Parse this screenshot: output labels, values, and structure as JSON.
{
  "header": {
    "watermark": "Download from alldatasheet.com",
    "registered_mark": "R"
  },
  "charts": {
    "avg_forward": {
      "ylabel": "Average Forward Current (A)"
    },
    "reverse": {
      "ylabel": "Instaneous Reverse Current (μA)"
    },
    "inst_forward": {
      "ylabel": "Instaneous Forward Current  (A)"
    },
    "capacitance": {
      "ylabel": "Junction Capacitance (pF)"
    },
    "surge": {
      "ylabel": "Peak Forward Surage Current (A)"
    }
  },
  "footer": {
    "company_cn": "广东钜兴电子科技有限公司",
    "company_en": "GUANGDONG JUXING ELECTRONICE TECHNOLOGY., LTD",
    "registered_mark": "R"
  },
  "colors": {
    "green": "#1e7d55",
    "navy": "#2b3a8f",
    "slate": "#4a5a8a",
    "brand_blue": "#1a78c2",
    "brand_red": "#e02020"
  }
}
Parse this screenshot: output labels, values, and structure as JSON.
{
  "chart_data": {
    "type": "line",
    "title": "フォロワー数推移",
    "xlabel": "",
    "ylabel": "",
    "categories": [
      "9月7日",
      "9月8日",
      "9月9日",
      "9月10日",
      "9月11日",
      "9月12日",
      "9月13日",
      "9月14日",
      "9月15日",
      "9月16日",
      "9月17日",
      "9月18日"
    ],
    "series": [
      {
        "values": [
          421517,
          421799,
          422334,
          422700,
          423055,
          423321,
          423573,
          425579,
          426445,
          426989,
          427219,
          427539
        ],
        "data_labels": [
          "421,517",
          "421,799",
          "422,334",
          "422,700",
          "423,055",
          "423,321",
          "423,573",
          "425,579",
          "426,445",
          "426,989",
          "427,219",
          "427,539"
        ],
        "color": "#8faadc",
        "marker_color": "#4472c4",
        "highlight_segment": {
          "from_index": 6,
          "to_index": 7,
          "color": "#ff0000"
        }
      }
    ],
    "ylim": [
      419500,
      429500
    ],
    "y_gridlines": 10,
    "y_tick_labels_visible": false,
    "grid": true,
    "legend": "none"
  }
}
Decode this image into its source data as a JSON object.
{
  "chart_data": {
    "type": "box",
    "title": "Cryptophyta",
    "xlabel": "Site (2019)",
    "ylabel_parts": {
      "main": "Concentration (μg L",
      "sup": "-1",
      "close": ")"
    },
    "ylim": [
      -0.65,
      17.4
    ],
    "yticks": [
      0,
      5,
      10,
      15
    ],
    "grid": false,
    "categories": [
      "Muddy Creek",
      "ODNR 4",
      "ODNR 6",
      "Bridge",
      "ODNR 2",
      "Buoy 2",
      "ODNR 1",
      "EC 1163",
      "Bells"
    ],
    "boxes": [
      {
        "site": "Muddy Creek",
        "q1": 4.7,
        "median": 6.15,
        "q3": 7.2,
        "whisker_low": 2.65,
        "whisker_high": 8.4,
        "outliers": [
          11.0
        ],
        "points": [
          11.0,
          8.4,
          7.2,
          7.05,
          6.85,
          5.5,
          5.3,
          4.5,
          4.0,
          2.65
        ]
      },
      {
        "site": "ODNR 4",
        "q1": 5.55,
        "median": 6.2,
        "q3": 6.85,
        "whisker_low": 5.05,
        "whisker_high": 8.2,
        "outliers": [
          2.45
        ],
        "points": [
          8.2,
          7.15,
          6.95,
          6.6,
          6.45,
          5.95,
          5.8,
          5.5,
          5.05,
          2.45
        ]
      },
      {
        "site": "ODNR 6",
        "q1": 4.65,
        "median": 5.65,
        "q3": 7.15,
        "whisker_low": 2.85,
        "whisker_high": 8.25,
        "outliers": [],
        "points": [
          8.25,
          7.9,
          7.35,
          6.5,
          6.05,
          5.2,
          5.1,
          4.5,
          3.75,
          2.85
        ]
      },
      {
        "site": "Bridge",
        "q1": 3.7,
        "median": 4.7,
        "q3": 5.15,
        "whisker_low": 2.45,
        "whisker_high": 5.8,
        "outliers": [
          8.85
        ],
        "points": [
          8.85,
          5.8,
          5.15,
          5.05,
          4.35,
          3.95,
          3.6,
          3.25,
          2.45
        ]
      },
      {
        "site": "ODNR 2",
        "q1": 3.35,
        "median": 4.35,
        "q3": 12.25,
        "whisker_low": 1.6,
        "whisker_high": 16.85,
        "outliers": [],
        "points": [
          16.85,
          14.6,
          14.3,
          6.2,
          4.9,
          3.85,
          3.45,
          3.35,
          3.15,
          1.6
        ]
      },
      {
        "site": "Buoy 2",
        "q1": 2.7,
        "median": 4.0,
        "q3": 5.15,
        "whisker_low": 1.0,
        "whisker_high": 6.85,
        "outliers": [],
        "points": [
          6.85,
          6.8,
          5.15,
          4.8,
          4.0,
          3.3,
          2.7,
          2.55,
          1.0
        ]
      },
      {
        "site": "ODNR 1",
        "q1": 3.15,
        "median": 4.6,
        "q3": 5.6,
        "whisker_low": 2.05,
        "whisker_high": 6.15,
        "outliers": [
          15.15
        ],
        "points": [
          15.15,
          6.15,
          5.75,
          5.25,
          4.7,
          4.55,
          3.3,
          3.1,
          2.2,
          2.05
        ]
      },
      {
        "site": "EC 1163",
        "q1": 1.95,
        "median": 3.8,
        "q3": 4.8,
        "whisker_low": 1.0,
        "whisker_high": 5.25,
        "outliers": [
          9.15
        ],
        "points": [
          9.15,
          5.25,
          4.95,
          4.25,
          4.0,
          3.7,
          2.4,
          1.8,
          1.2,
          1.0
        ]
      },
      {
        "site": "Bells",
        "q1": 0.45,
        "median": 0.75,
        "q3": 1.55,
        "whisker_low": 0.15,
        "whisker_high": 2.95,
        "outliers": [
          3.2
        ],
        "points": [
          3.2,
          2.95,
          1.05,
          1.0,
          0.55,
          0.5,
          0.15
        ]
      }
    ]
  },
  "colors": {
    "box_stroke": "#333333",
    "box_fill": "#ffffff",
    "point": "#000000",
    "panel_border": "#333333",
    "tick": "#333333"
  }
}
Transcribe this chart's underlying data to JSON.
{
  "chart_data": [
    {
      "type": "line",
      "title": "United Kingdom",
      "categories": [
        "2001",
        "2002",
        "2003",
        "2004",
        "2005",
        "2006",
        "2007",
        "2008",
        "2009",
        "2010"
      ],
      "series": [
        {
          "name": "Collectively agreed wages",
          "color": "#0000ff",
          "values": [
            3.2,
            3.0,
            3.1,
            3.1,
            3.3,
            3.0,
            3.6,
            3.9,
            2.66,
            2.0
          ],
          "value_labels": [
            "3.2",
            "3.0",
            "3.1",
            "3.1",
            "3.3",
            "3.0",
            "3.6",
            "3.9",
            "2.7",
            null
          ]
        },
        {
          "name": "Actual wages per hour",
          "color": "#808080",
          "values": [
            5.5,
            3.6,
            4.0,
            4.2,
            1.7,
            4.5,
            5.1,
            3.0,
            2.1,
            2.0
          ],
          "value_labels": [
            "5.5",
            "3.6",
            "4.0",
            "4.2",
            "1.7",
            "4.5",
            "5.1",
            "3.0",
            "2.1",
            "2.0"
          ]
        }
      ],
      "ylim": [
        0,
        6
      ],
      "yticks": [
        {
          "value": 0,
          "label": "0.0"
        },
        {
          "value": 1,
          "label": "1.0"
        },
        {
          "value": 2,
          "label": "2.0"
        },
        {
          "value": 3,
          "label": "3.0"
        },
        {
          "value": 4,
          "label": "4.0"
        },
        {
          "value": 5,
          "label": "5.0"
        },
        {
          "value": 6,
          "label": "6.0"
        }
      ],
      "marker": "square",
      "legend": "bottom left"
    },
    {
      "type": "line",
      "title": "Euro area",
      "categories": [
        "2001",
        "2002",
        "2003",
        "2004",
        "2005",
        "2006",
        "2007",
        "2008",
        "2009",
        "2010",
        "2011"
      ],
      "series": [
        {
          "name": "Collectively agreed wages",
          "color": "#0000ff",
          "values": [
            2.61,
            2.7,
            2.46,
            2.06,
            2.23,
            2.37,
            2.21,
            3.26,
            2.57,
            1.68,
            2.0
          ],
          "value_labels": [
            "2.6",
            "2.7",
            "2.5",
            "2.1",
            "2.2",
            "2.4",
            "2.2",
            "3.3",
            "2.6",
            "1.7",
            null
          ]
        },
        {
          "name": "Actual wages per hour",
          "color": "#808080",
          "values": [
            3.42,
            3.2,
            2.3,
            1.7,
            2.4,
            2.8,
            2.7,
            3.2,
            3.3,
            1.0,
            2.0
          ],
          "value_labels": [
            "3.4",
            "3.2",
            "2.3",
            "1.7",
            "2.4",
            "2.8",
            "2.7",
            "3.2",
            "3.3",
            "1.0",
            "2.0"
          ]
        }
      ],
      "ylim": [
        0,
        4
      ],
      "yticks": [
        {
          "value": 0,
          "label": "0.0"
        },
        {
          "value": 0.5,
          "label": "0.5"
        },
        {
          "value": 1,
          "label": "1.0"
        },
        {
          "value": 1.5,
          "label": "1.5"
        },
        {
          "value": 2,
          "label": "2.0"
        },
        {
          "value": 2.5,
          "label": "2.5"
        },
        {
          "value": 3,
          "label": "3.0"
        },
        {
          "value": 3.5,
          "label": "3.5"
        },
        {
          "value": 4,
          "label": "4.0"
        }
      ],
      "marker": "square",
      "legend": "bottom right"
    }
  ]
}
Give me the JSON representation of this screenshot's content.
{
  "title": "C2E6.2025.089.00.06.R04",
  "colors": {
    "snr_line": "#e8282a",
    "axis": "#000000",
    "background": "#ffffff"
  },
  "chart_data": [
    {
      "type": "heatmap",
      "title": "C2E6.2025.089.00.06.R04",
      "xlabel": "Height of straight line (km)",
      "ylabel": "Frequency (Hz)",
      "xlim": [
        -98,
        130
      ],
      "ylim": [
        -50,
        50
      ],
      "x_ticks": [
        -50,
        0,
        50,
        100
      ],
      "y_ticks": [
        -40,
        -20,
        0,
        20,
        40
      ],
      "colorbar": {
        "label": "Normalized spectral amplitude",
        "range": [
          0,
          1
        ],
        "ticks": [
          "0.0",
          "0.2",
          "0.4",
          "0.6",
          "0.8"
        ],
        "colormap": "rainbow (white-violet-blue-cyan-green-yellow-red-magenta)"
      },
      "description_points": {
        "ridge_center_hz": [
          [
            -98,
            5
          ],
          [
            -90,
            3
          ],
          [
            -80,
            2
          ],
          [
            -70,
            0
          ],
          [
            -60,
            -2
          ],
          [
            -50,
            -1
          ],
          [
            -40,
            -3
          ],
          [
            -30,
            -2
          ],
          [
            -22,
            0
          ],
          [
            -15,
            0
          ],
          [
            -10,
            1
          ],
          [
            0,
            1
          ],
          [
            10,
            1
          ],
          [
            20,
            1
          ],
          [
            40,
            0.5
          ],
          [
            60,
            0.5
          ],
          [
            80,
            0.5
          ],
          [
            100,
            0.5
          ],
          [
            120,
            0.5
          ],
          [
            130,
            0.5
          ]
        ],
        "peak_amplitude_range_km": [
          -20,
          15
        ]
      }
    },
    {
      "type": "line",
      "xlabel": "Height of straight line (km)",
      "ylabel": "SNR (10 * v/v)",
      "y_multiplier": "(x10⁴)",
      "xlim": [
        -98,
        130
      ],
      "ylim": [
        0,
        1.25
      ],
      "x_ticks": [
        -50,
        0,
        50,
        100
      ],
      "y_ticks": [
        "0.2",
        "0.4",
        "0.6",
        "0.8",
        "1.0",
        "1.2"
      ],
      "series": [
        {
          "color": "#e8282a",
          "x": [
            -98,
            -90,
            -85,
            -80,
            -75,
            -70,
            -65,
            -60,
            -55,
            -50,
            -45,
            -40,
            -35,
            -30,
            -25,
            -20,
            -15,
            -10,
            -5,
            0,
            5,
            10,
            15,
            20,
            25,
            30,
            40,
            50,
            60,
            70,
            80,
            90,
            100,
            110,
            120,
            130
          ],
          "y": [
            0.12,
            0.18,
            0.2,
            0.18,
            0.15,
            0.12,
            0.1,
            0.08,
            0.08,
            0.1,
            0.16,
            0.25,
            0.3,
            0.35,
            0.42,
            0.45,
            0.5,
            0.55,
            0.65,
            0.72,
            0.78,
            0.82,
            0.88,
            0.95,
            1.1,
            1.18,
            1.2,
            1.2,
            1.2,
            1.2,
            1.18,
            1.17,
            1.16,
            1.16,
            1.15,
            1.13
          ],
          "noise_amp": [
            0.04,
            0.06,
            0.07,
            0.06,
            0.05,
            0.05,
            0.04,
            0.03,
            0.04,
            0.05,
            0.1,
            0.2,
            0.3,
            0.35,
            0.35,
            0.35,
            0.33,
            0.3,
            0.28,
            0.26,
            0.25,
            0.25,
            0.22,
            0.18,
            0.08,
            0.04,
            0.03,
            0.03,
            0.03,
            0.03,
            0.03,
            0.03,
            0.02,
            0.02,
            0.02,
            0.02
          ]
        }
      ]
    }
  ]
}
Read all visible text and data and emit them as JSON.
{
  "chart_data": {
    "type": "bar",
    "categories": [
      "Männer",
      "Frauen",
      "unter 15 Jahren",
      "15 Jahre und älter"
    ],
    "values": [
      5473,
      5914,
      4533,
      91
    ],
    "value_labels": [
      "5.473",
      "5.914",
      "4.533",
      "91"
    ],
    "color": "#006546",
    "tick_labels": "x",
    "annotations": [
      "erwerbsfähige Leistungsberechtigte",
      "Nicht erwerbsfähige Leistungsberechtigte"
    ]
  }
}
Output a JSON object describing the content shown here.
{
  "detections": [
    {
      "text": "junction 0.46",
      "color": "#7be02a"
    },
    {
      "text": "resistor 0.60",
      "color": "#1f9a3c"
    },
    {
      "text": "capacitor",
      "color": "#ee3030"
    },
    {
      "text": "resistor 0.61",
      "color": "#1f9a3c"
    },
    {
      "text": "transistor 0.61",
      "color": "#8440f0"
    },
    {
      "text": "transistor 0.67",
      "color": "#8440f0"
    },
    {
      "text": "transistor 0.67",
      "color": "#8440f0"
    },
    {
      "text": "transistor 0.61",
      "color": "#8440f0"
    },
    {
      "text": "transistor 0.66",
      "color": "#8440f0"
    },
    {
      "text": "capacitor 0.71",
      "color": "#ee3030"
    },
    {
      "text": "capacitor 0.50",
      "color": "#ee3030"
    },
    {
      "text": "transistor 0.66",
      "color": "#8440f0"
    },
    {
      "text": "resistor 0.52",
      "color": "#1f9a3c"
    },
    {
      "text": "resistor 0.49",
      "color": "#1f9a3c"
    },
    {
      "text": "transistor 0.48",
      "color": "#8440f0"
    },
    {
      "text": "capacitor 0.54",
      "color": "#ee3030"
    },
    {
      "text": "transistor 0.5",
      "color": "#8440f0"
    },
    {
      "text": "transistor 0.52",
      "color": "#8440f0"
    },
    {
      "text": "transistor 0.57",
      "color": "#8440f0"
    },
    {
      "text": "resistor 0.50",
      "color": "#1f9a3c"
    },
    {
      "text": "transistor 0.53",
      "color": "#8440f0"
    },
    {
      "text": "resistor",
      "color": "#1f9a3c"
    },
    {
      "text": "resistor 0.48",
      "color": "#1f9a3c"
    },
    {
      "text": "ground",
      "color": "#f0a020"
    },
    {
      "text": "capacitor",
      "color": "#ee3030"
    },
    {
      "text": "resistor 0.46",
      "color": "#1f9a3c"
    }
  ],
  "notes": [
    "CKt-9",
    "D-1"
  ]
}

Written task =
Select the lines from the entries that include the word "object".

Expected answer =
Decode this image into its source data as a JSON object.
Output a JSON object describing the content shown here.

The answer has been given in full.